▶ STATED GOAL:
Look for "description" in the listing below. Gather each line that contains it.
* * * * *
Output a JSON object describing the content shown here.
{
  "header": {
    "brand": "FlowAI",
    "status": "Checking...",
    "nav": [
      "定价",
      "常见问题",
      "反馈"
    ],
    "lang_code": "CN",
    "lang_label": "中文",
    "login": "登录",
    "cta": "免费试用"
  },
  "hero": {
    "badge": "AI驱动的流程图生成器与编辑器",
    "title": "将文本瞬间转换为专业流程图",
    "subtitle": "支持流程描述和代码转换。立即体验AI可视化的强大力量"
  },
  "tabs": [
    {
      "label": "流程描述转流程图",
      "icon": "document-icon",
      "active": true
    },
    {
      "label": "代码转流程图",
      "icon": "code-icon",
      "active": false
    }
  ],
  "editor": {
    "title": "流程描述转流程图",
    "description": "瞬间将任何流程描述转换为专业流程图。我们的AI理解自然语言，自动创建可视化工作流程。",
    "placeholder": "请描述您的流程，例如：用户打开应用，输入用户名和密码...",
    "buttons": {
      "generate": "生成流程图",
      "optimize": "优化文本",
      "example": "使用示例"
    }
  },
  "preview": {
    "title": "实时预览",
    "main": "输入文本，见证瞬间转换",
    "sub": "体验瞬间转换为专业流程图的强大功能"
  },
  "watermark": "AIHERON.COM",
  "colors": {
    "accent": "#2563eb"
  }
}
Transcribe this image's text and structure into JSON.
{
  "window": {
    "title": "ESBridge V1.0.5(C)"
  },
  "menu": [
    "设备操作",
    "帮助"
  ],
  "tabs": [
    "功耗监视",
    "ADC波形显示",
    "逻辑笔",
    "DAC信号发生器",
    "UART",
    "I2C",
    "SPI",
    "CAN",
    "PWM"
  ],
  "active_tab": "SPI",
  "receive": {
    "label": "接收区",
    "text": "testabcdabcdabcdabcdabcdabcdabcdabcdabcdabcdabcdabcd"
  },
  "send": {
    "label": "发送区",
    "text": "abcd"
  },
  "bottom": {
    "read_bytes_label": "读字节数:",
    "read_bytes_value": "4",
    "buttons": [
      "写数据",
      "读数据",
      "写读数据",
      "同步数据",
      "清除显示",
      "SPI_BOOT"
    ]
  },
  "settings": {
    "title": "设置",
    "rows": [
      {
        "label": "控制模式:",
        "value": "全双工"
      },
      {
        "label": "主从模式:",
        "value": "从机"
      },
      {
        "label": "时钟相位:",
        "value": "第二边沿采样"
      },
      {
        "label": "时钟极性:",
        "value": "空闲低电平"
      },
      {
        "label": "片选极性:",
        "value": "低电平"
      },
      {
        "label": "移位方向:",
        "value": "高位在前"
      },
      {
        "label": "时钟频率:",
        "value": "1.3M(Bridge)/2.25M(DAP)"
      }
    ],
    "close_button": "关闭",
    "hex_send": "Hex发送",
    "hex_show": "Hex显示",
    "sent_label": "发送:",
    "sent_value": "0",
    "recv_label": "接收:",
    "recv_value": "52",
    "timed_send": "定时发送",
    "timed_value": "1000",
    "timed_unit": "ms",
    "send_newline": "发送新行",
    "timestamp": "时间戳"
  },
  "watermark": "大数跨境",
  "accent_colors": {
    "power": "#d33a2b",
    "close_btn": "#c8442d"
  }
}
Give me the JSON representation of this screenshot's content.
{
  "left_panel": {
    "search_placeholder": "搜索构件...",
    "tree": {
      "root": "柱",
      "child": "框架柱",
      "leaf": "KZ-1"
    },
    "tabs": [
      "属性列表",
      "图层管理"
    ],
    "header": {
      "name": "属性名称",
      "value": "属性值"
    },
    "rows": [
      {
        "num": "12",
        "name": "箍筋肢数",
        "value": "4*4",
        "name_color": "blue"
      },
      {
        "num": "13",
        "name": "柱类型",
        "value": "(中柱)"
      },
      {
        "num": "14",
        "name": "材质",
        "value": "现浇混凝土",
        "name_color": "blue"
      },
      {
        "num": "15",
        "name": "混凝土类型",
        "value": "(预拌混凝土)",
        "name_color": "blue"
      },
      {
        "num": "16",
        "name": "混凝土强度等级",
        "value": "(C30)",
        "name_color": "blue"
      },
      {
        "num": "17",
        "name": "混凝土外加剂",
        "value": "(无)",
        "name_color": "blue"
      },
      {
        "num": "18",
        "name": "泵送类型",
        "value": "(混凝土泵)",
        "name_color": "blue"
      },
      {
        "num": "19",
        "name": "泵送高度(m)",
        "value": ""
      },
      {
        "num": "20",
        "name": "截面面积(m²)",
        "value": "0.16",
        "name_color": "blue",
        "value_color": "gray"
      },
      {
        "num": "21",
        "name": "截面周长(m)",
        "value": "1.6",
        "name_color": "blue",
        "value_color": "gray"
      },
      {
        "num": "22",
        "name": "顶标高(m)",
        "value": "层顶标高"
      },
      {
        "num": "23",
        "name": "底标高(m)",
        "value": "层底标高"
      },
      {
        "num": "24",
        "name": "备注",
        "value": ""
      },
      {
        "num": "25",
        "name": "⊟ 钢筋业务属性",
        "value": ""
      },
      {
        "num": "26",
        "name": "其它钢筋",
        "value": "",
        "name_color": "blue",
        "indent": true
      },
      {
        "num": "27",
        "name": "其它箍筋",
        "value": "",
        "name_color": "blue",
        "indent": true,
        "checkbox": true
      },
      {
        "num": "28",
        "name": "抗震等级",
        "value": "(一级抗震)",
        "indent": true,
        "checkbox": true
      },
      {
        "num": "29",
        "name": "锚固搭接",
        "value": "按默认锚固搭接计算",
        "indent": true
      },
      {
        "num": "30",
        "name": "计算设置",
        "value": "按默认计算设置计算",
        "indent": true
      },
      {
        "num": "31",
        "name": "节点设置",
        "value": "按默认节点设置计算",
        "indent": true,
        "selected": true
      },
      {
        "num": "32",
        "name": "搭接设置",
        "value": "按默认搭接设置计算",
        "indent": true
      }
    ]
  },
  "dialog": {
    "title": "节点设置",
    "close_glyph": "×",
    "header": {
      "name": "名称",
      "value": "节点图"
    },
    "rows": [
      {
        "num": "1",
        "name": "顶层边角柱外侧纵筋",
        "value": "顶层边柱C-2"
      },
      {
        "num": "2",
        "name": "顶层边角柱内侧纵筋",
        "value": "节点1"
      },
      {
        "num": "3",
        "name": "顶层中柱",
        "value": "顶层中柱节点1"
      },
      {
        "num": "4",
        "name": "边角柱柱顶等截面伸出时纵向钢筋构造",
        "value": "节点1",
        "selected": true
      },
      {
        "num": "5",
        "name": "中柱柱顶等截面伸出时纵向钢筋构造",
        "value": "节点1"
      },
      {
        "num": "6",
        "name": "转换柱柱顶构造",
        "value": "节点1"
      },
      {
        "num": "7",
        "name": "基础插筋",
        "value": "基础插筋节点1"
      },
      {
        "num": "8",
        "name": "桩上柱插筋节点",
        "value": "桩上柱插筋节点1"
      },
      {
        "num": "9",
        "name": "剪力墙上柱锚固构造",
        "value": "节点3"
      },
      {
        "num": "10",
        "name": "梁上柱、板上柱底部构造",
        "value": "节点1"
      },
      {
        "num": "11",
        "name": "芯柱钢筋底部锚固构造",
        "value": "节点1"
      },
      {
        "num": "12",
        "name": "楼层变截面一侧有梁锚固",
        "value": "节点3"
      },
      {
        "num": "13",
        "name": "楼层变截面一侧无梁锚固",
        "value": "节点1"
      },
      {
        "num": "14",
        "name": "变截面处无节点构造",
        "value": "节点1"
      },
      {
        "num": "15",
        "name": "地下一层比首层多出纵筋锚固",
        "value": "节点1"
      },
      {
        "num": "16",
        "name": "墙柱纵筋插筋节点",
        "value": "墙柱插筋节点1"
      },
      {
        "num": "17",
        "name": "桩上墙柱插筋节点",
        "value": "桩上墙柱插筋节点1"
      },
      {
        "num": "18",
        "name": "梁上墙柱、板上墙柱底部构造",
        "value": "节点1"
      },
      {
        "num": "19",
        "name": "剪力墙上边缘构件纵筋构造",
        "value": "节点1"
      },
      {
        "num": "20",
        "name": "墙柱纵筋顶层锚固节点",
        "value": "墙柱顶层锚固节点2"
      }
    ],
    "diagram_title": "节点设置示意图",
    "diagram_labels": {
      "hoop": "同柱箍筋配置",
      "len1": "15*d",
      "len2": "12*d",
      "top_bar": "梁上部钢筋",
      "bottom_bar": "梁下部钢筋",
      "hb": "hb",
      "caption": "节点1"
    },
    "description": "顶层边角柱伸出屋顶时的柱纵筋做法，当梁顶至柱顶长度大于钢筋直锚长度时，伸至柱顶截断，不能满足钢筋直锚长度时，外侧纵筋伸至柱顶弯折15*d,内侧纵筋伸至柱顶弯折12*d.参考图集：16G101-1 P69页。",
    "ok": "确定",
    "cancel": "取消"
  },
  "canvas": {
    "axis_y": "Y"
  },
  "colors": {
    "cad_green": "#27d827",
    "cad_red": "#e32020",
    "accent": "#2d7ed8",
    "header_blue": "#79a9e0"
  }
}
* * * * *
▶ SOLUTION TO THIS TASK:
    "description": "瞬间将任何流程描述转换为专业流程图。我们的AI理解自然语言，自动创建可视化工作流程。",
    "description": "顶层边角柱伸出屋顶时的柱纵筋做法，当梁顶至柱顶长度大于钢筋直锚长度时，伸至柱顶截断，不能满足钢筋直锚长度时，外侧纵筋伸至柱顶弯折15*d,内侧纵筋伸至柱顶弯折12*d.参考图集：16G101-1 P69页。",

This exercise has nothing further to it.